● Aim of the exercise
Copy exactly the lines of the records below, starting at the line that contains "Convert this document image to plain text." and continuing through the last line, both included; omit any pictures.

● Entries shown
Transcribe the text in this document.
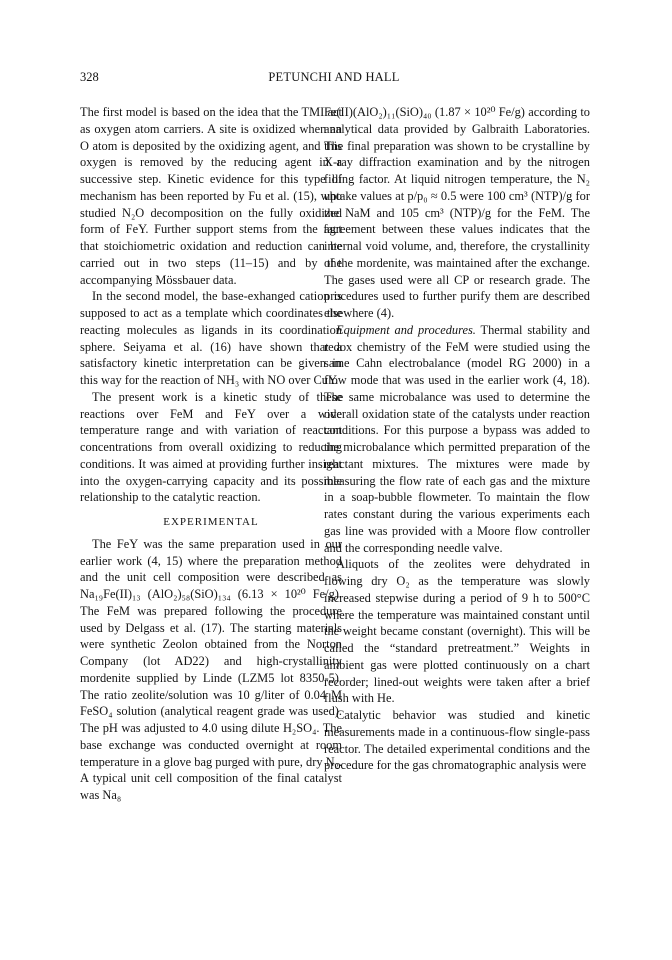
328	PETUNCHI AND HALL

The first model is based on the idea that the TMI act as oxygen atom carriers. A site is oxidized when an O atom is deposited by the oxidizing agent, and this oxygen is removed by the reducing agent in a successive step. Kinetic evidence for this type of mechanism has been reported by Fu et al. (15), who studied N₂O decomposition on the fully oxidized form of FeY. Further support stems from the fact that stoichiometric oxidation and reduction can be carried out in two steps (11–15) and by the accompanying Mössbauer data.

In the second model, the base-exhanged cation is supposed to act as a template which coordinates the reacting molecules as ligands in its coordination sphere. Seiyama et al. (16) have shown that a satisfactory kinetic interpretation can be given in this way for the reaction of NH₃ with NO over CuY.

The present work is a kinetic study of these reactions over FeM and FeY over a wide temperature range and with variation of reactant concentrations from overall oxidizing to reducing conditions. It was aimed at providing further insight into the oxygen-carrying capacity and its possible relationship to the catalytic reaction.

EXPERIMENTAL

The FeY was the same preparation used in our earlier work (4, 15) where the preparation method and the unit cell composition were described as Na₁₉Fe(II)₁₃ (AlO₂)₅₈(SiO)₁₃₄ (6.13 × 10²⁰ Fe/g). The FeM was prepared following the procedure used by Delgass et al. (17). The starting materials were synthetic Zeolon obtained from the Norton Company (lot AD22) and high-crystallinity mordenite supplied by Linde (LZM5 lot 8350-5). The ratio zeolite/solution was 10 g/liter of 0.04 M FeSO₄ solution (analytical reagent grade was used). The pH was adjusted to 4.0 using dilute H₂SO₄. The base exchange was conducted overnight at room temperature in a glove bag purged with pure, dry N₂. A typical unit cell composition of the final catalyst was Na₈

Fe(II)(AlO₂)₁₁(SiO)₄₀ (1.87 × 10²⁰ Fe/g) according to analytical data provided by Galbraith Laboratories. The final preparation was shown to be crystalline by X-ray diffraction examination and by the nitrogen filling factor. At liquid nitrogen temperature, the N₂ uptake values at p/p₀ ≈ 0.5 were 100 cm³ (NTP)/g for the NaM and 105 cm³ (NTP)/g for the FeM. The agreement between these values indicates that the internal void volume, and, therefore, the crystallinity of the mordenite, was maintained after the exchange. The gases used were all CP or research grade. The procedures used to further purify them are described elsewhere (4).

Equipment and procedures. Thermal stability and redox chemistry of the FeM were studied using the same Cahn electrobalance (model RG 2000) in a flow mode that was used in the earlier work (4, 18). The same microbalance was used to determine the overall oxidation state of the catalysts under reaction conditions. For this purpose a bypass was added to the microbalance which permitted preparation of the reactant mixtures. The mixtures were made by measuring the flow rate of each gas and the mixture in a soap-bubble flowmeter. To maintain the flow rates constant during the various experiments each gas line was provided with a Moore flow controller and the corresponding needle valve.

Aliquots of the zeolites were dehydrated in flowing dry O₂ as the temperature was slowly increased stepwise during a period of 9 h to 500°C where the temperature was maintained constant until the weight became constant (overnight). This will be called the “standard pretreatment.” Weights in ambient gas were plotted continuously on a chart recorder; lined-out weights were taken after a brief flush with He.

Catalytic behavior was studied and kinetic measurements made in a continuous-flow single-pass reactor. The detailed experimental conditions and the procedure for the gas chromatographic analysis were
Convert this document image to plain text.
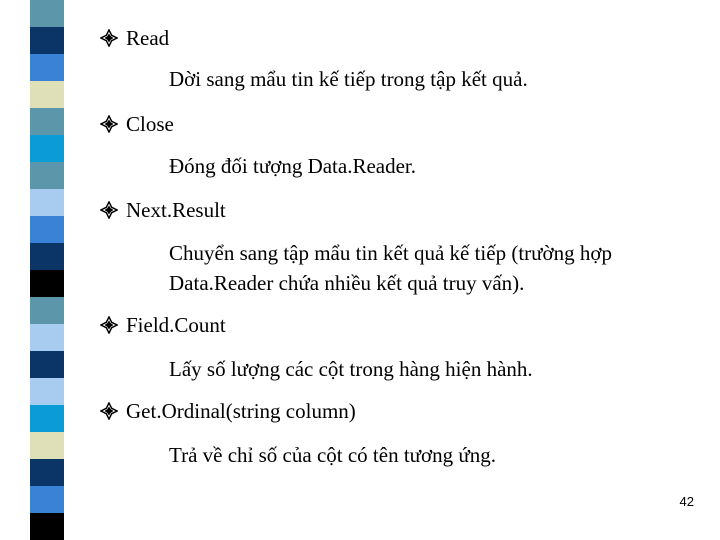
Read
Dời sang mẩu tin kế tiếp trong tập kết quả.
Close
Đóng đối tượng Data.Reader.
Next.Result
Chuyển sang tập mẩu tin kết quả kế tiếp (trường hợp Data.Reader chứa nhiều kết quả truy vấn).
Field.Count
Lấy số lượng các cột trong hàng hiện hành.
Get.Ordinal(string column)
Trả về chỉ số của cột có tên tương ứng.
42
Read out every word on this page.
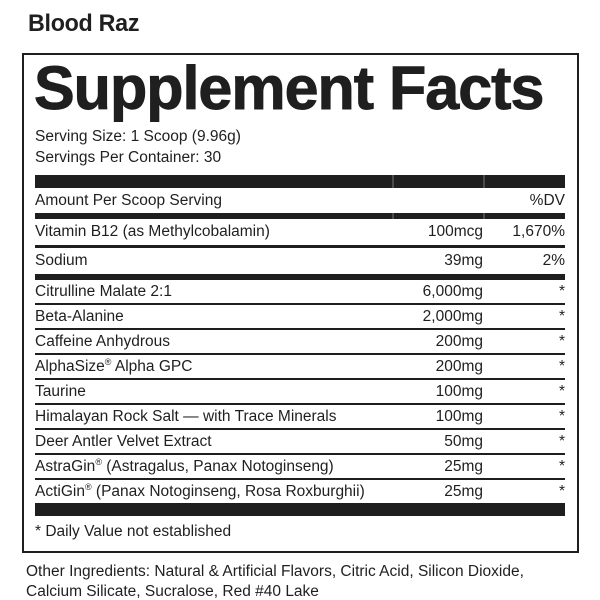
Blood Raz
Supplement Facts
Serving Size: 1 Scoop (9.96g)
Servings Per Container: 30
Amount Per Scoop Serving	%DV
Vitamin B12 (as Methylcobalamin)	100mcg	1,670%
Sodium	39mg	2%
Citrulline Malate 2:1	6,000mg	*
Beta-Alanine	2,000mg	*
Caffeine Anhydrous	200mg	*
AlphaSize® Alpha GPC	200mg	*
Taurine	100mg	*
Himalayan Rock Salt — with Trace Minerals	100mg	*
Deer Antler Velvet Extract	50mg	*
AstraGin® (Astragalus, Panax Notoginseng)	25mg	*
ActiGin® (Panax Notoginseng, Rosa Roxburghii)	25mg	*
* Daily Value not established

Other Ingredients: Natural & Artificial Flavors, Citric Acid, Silicon Dioxide,
Calcium Silicate, Sucralose, Red #40 Lake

● Solution
Convert this document image to plain text.
Read
Dời sang mẩu tin kế tiếp trong tập kết quả.
Close
Đóng đối tượng Data.Reader.
Next.Result
Chuyển sang tập mẩu tin kết quả kế tiếp (trường hợp Data.Reader chứa nhiều kết quả truy vấn).
Field.Count
Lấy số lượng các cột trong hàng hiện hành.
Get.Ordinal(string column)
Trả về chỉ số của cột có tên tương ứng.
42
Read out every word on this page.
Blood Raz
Supplement Facts
Serving Size: 1 Scoop (9.96g)
Servings Per Container: 30
Amount Per Scoop Serving	%DV
Vitamin B12 (as Methylcobalamin)	100mcg	1,670%
Sodium	39mg	2%
Citrulline Malate 2:1	6,000mg	*
Beta-Alanine	2,000mg	*
Caffeine Anhydrous	200mg	*
AlphaSize® Alpha GPC	200mg	*
Taurine	100mg	*
Himalayan Rock Salt — with Trace Minerals	100mg	*
Deer Antler Velvet Extract	50mg	*
AstraGin® (Astragalus, Panax Notoginseng)	25mg	*
ActiGin® (Panax Notoginseng, Rosa Roxburghii)	25mg	*
* Daily Value not established

Other Ingredients: Natural & Artificial Flavors, Citric Acid, Silicon Dioxide,
Calcium Silicate, Sucralose, Red #40 Lake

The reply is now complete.